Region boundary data

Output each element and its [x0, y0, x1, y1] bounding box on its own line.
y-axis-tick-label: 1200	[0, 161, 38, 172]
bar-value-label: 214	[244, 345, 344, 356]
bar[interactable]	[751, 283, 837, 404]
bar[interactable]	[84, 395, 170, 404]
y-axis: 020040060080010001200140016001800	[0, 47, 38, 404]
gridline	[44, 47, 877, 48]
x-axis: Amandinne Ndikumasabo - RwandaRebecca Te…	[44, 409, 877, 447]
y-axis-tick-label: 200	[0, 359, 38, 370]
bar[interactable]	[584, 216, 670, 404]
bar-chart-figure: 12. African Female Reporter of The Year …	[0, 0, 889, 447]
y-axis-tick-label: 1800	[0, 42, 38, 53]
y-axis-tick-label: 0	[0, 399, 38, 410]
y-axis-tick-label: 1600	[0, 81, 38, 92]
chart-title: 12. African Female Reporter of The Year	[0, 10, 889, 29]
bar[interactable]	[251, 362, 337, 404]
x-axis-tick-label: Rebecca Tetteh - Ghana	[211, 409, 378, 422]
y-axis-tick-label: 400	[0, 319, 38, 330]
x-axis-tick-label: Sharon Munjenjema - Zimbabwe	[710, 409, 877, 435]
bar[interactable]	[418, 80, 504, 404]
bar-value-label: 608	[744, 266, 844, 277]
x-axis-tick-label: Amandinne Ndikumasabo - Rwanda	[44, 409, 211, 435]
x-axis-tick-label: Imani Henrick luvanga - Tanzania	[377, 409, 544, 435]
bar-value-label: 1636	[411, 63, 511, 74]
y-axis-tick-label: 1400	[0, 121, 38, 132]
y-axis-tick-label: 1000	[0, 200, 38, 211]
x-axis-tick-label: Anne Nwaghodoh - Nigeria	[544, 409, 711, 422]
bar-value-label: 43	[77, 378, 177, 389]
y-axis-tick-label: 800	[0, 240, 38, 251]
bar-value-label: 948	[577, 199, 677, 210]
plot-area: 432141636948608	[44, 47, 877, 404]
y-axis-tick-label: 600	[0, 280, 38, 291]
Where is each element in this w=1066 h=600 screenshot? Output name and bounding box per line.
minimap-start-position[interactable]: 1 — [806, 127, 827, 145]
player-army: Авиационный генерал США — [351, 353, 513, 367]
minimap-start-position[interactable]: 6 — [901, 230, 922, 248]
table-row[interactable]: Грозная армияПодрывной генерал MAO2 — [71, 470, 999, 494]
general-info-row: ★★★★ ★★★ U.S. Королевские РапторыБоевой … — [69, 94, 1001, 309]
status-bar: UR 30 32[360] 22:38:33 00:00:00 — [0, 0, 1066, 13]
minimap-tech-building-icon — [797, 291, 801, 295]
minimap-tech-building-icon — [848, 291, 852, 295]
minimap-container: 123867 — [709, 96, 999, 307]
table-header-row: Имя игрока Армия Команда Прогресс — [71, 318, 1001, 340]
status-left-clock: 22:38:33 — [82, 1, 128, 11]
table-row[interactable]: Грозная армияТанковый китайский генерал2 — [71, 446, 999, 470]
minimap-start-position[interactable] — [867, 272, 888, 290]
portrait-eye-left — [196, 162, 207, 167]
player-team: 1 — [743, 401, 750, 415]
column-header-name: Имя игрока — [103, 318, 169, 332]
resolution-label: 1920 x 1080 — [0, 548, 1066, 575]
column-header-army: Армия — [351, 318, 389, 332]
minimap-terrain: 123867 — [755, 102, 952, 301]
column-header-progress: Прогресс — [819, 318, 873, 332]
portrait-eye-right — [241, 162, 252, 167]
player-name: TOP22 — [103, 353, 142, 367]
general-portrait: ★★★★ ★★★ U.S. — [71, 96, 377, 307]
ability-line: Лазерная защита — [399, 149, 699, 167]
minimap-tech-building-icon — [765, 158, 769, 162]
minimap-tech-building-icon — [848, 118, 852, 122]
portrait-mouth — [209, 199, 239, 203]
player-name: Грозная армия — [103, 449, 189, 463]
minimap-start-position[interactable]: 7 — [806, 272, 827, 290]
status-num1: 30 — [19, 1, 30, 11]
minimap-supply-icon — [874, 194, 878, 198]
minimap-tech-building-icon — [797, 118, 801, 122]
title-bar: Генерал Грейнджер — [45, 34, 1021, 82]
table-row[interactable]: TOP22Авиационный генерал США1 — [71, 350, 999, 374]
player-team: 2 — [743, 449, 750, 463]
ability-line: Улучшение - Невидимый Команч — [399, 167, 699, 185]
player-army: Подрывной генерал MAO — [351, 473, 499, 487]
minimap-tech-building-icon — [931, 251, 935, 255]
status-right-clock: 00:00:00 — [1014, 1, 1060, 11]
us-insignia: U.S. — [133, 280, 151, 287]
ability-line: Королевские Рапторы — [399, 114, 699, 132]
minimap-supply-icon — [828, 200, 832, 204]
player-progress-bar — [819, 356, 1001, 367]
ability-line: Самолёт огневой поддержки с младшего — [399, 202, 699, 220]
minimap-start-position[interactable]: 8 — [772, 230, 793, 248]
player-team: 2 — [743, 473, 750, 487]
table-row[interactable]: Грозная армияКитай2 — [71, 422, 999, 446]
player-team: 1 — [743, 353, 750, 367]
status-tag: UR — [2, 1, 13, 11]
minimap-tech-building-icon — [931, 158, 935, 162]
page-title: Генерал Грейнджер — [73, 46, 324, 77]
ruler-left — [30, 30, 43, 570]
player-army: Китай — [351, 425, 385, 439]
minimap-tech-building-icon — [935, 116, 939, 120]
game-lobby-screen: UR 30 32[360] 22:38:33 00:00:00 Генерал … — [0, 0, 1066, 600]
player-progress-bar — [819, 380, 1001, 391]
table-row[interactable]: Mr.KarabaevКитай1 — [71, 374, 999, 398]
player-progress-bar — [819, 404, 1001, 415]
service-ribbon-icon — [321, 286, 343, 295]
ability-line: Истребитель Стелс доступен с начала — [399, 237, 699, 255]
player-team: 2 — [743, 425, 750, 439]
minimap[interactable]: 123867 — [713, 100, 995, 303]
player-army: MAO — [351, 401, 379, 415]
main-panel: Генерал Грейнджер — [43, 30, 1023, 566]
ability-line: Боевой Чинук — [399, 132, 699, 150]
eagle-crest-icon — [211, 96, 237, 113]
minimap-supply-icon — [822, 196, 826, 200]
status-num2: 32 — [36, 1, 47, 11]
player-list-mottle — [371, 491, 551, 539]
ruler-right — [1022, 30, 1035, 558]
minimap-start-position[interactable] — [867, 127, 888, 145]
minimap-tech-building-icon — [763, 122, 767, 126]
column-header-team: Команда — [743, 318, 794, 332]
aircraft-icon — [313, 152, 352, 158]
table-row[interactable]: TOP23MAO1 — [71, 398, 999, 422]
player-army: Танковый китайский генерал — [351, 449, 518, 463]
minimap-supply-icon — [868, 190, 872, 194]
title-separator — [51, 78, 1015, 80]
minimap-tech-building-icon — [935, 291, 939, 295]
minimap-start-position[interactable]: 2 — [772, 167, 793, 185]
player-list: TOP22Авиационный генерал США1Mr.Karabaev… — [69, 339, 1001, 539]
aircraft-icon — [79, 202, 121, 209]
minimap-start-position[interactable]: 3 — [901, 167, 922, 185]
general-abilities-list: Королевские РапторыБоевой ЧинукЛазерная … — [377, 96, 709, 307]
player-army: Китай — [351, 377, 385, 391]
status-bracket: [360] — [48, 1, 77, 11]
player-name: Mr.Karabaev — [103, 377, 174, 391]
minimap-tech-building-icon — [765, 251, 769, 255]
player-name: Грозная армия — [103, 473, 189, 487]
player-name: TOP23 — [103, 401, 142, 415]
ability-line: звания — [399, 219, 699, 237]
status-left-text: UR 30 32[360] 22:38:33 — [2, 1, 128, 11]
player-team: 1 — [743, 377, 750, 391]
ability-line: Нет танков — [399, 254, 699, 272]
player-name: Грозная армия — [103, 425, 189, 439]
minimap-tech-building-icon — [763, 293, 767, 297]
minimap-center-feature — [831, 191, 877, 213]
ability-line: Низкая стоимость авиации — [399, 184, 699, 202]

Set exercise:
Can you rewrite the lines from the start of the listing up to and including the line with "chart-title: 12. African", changing "gridline" to "horizontal-gridline" and leaving everything else the same?

Task result:
Output each element and its [x0, y0, x1, y1] bounding box on its own line.
y-axis-tick-label: 1200	[0, 161, 38, 172]
bar-value-label: 214	[244, 345, 344, 356]
bar[interactable]	[751, 283, 837, 404]
bar[interactable]	[84, 395, 170, 404]
y-axis: 020040060080010001200140016001800	[0, 47, 38, 404]
horizontal-gridline	[44, 47, 877, 48]
x-axis: Amandinne Ndikumasabo - RwandaRebecca Te…	[44, 409, 877, 447]
y-axis-tick-label: 200	[0, 359, 38, 370]
bar[interactable]	[584, 216, 670, 404]
bar-chart-figure: 12. African Female Reporter of The Year …	[0, 0, 889, 447]
y-axis-tick-label: 1800	[0, 42, 38, 53]
y-axis-tick-label: 0	[0, 399, 38, 410]
y-axis-tick-label: 1600	[0, 81, 38, 92]
chart-title: 12. African Female Reporter of The Year	[0, 10, 889, 29]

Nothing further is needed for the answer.